SET EXERCISE
Restate, word for word, every line of the data.

Records that describe figures
— Begin —
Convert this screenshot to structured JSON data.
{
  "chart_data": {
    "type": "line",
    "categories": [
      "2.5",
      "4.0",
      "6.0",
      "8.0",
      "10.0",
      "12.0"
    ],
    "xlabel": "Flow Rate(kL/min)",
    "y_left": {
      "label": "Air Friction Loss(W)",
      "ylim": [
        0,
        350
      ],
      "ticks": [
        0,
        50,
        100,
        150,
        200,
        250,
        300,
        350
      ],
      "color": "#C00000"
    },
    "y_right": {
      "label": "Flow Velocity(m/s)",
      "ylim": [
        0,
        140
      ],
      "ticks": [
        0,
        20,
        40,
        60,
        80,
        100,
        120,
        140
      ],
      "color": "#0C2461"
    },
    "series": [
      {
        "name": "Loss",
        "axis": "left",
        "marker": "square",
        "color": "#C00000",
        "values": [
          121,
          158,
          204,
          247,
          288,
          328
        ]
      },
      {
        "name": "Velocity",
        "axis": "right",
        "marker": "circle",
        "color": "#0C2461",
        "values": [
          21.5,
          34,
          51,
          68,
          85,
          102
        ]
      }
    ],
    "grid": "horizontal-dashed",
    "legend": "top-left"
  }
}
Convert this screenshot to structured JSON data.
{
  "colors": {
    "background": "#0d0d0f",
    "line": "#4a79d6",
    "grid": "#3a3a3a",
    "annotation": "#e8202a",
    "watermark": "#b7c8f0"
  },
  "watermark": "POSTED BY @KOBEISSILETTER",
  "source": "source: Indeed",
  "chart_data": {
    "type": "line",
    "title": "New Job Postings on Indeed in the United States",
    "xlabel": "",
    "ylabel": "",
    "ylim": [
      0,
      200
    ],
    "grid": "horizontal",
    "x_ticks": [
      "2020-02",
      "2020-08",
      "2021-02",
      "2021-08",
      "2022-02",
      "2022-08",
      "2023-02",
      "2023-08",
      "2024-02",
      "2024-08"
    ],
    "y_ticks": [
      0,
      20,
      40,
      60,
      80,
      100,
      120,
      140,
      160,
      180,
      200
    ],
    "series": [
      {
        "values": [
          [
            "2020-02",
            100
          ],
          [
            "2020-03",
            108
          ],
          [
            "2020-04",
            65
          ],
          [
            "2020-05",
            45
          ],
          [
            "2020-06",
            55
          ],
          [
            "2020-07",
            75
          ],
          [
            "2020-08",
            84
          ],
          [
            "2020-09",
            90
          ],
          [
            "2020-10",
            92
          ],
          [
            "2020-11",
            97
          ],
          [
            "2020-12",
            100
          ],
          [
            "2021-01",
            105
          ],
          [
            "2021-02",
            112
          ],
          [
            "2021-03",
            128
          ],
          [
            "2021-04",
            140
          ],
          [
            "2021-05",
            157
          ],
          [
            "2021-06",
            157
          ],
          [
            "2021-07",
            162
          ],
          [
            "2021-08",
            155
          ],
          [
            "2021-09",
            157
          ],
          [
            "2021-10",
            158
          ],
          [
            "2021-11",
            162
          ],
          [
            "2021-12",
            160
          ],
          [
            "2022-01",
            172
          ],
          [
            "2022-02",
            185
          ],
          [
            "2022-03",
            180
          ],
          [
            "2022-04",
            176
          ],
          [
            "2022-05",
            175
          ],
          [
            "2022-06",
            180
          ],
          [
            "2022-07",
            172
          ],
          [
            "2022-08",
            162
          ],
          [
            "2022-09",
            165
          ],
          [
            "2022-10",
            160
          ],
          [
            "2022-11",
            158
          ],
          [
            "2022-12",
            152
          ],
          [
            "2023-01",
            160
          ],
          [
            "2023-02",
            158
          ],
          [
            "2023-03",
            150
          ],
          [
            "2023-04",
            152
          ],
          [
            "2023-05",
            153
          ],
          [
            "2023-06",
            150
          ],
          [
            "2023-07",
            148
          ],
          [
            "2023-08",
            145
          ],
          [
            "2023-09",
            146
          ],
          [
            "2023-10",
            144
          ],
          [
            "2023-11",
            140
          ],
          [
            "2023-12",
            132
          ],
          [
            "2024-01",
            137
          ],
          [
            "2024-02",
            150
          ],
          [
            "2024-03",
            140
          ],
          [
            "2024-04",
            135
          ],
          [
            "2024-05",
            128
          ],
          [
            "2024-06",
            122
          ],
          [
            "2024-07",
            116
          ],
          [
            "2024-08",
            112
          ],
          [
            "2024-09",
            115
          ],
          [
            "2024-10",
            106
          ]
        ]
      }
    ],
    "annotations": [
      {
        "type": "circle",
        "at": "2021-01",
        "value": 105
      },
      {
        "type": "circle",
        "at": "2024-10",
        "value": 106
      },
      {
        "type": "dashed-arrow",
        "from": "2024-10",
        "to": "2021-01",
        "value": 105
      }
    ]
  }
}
— End —
EXERCISE RESULT
Convert this screenshot to structured JSON data.
{
  "chart_data": {
    "type": "line",
    "categories": [
      "2.5",
      "4.0",
      "6.0",
      "8.0",
      "10.0",
      "12.0"
    ],
    "xlabel": "Flow Rate(kL/min)",
    "y_left": {
      "label": "Air Friction Loss(W)",
      "ylim": [
        0,
        350
      ],
      "ticks": [
        0,
        50,
        100,
        150,
        200,
        250,
        300,
        350
      ],
      "color": "#C00000"
    },
    "y_right": {
      "label": "Flow Velocity(m/s)",
      "ylim": [
        0,
        140
      ],
      "ticks": [
        0,
        20,
        40,
        60,
        80,
        100,
        120,
        140
      ],
      "color": "#0C2461"
    },
    "series": [
      {
        "name": "Loss",
        "axis": "left",
        "marker": "square",
        "color": "#C00000",
        "values": [
          121,
          158,
          204,
          247,
          288,
          328
        ]
      },
      {
        "name": "Velocity",
        "axis": "right",
        "marker": "circle",
        "color": "#0C2461",
        "values": [
          21.5,
          34,
          51,
          68,
          85,
          102
        ]
      }
    ],
    "grid": "horizontal-dashed",
    "legend": "top-left"
  }
}
Convert this screenshot to structured JSON data.
{
  "colors": {
    "background": "#0d0d0f",
    "line": "#4a79d6",
    "grid": "#3a3a3a",
    "annotation": "#e8202a",
    "watermark": "#b7c8f0"
  },
  "watermark": "POSTED BY @KOBEISSILETTER",
  "source": "source: Indeed",
  "chart_data": {
    "type": "line",
    "title": "New Job Postings on Indeed in the United States",
    "xlabel": "",
    "ylabel": "",
    "ylim": [
      0,
      200
    ],
    "grid": "horizontal",
    "x_ticks": [
      "2020-02",
      "2020-08",
      "2021-02",
      "2021-08",
      "2022-02",
      "2022-08",
      "2023-02",
      "2023-08",
      "2024-02",
      "2024-08"
    ],
    "y_ticks": [
      0,
      20,
      40,
      60,
      80,
      100,
      120,
      140,
      160,
      180,
      200
    ],
    "series": [
      {
        "values": [
          [
            "2020-02",
            100
          ],
          [
            "2020-03",
            108
          ],
          [
            "2020-04",
            65
          ],
          [
            "2020-05",
            45
          ],
          [
            "2020-06",
            55
          ],
          [
            "2020-07",
            75
          ],
          [
            "2020-08",
            84
          ],
          [
            "2020-09",
            90
          ],
          [
            "2020-10",
            92
          ],
          [
            "2020-11",
            97
          ],
          [
            "2020-12",
            100
          ],
          [
            "2021-01",
            105
          ],
          [
            "2021-02",
            112
          ],
          [
            "2021-03",
            128
          ],
          [
            "2021-04",
            140
          ],
          [
            "2021-05",
            157
          ],
          [
            "2021-06",
            157
          ],
          [
            "2021-07",
            162
          ],
          [
            "2021-08",
            155
          ],
          [
            "2021-09",
            157
          ],
          [
            "2021-10",
            158
          ],
          [
            "2021-11",
            162
          ],
          [
            "2021-12",
            160
          ],
          [
            "2022-01",
            172
          ],
          [
            "2022-02",
            185
          ],
          [
            "2022-03",
            180
          ],
          [
            "2022-04",
            176
          ],
          [
            "2022-05",
            175
          ],
          [
            "2022-06",
            180
          ],
          [
            "2022-07",
            172
          ],
          [
            "2022-08",
            162
          ],
          [
            "2022-09",
            165
          ],
          [
            "2022-10",
            160
          ],
          [
            "2022-11",
            158
          ],
          [
            "2022-12",
            152
          ],
          [
            "2023-01",
            160
          ],
          [
            "2023-02",
            158
          ],
          [
            "2023-03",
            150
          ],
          [
            "2023-04",
            152
          ],
          [
            "2023-05",
            153
          ],
          [
            "2023-06",
            150
          ],
          [
            "2023-07",
            148
          ],
          [
            "2023-08",
            145
          ],
          [
            "2023-09",
            146
          ],
          [
            "2023-10",
            144
          ],
          [
            "2023-11",
            140
          ],
          [
            "2023-12",
            132
          ],
          [
            "2024-01",
            137
          ],
          [
            "2024-02",
            150
          ],
          [
            "2024-03",
            140
          ],
          [
            "2024-04",
            135
          ],
          [
            "2024-05",
            128
          ],
          [
            "2024-06",
            122
          ],
          [
            "2024-07",
            116
          ],
          [
            "2024-08",
            112
          ],
          [
            "2024-09",
            115
          ],
          [
            "2024-10",
            106
          ]
        ]
      }
    ],
    "annotations": [
      {
        "type": "circle",
        "at": "2021-01",
        "value": 105
      },
      {
        "type": "circle",
        "at": "2024-10",
        "value": 106
      },
      {
        "type": "dashed-arrow",
        "from": "2024-10",
        "to": "2021-01",
        "value": 105
      }
    ]
  }
}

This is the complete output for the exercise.